=== What to do ===
Show all lines holding the string "Paired".

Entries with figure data
## start

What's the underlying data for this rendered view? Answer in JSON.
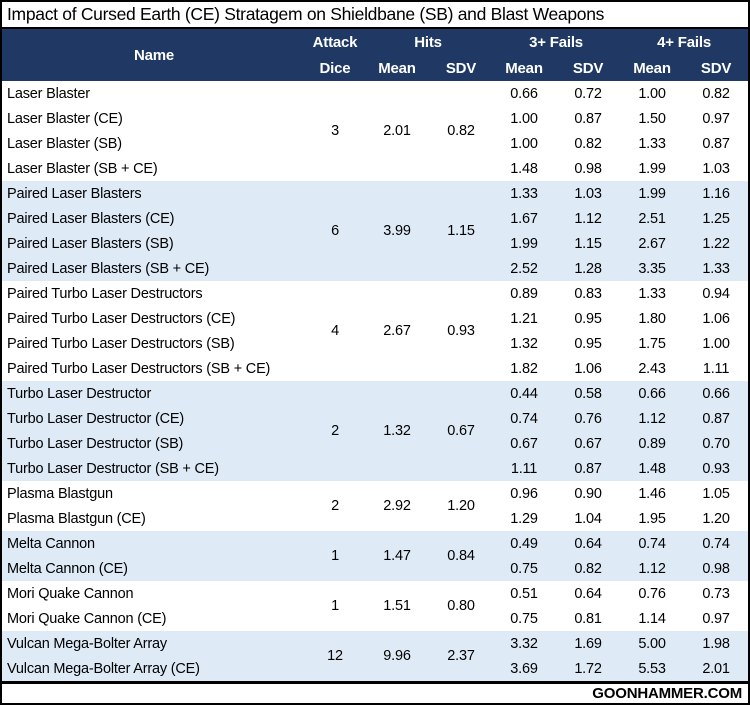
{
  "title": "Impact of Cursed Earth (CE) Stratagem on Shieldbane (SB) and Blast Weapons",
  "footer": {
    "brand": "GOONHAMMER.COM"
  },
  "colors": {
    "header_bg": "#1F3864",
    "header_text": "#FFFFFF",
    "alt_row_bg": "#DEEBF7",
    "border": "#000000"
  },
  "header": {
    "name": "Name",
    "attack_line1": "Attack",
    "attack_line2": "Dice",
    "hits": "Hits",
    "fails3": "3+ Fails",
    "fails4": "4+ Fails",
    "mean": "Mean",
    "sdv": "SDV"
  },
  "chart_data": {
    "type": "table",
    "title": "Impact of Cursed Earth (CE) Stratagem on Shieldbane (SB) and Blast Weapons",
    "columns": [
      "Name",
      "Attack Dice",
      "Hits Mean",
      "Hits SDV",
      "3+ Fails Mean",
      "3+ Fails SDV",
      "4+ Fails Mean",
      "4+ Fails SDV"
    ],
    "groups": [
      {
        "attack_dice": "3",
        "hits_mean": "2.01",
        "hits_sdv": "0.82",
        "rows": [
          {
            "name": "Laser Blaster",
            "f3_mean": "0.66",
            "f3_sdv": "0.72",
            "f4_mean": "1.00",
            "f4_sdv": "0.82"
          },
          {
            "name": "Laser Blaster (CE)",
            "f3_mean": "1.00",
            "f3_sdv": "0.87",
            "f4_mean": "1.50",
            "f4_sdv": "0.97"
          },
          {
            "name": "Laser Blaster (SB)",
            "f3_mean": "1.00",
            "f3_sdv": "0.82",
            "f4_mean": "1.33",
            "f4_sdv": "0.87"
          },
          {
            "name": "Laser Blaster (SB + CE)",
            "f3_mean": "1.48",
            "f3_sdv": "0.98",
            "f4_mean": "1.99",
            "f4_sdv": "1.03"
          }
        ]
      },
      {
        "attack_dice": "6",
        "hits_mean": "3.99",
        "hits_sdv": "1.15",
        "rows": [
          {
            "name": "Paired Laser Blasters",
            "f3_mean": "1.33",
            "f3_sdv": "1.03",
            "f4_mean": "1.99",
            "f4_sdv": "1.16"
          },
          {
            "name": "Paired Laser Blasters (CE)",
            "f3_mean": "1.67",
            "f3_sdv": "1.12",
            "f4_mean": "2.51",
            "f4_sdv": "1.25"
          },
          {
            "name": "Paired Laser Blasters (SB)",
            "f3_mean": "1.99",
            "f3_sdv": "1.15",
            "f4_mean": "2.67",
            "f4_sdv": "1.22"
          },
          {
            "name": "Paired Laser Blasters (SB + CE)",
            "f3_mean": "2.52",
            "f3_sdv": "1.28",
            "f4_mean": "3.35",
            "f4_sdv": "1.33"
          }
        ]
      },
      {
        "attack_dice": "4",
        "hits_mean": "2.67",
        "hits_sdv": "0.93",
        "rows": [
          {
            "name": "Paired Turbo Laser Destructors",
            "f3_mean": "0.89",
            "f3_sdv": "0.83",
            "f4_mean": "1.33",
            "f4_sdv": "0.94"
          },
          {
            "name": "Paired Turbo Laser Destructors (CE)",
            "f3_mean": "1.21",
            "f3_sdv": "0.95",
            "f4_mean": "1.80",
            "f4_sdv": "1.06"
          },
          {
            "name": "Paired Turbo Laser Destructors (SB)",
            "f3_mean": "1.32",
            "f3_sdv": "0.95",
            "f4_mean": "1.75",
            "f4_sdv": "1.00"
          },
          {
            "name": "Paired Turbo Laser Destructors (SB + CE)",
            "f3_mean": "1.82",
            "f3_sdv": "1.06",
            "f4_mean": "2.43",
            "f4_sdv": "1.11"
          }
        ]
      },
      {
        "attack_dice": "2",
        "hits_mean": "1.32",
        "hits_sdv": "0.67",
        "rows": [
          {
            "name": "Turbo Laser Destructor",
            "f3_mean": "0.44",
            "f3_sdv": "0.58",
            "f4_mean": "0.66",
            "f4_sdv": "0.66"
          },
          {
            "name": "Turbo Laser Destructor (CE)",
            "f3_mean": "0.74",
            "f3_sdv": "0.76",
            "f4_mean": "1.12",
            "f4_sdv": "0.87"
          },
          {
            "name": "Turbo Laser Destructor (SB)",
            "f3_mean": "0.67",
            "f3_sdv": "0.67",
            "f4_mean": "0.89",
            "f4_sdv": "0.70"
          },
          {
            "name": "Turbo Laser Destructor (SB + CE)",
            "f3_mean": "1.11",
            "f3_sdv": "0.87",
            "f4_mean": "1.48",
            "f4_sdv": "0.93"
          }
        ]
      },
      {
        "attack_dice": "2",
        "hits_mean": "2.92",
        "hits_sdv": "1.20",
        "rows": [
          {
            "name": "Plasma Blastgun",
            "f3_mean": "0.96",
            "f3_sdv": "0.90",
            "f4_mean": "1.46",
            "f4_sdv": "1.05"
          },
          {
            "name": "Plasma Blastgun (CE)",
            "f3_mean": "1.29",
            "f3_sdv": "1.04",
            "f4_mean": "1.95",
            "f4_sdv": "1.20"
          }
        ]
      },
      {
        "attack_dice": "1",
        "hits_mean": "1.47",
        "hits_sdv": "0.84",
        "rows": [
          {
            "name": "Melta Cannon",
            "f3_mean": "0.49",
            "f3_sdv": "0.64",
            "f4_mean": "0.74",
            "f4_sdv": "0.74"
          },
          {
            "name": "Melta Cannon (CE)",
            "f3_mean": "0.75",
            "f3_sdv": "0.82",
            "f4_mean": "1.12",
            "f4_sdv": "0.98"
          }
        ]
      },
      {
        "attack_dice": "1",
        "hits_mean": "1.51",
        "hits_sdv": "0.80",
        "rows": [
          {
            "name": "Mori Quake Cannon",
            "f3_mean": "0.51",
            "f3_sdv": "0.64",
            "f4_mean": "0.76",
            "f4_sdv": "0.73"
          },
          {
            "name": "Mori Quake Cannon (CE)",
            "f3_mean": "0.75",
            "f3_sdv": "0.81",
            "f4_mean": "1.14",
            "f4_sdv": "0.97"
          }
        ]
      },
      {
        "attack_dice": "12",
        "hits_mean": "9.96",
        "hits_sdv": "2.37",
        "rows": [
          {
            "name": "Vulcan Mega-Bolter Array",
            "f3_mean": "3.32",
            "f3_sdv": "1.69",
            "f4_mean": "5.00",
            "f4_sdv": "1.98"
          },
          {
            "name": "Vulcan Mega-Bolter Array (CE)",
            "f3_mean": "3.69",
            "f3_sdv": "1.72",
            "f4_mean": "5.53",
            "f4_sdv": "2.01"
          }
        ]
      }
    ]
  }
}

## end

=== Solution for this task ===
            "name": "Paired Laser Blasters",
            "name": "Paired Laser Blasters (CE)",
            "name": "Paired Laser Blasters (SB)",
            "name": "Paired Laser Blasters (SB + CE)",
            "name": "Paired Turbo Laser Destructors",
            "name": "Paired Turbo Laser Destructors (CE)",
            "name": "Paired Turbo Laser Destructors (SB)",
            "name": "Paired Turbo Laser Destructors (SB + CE)",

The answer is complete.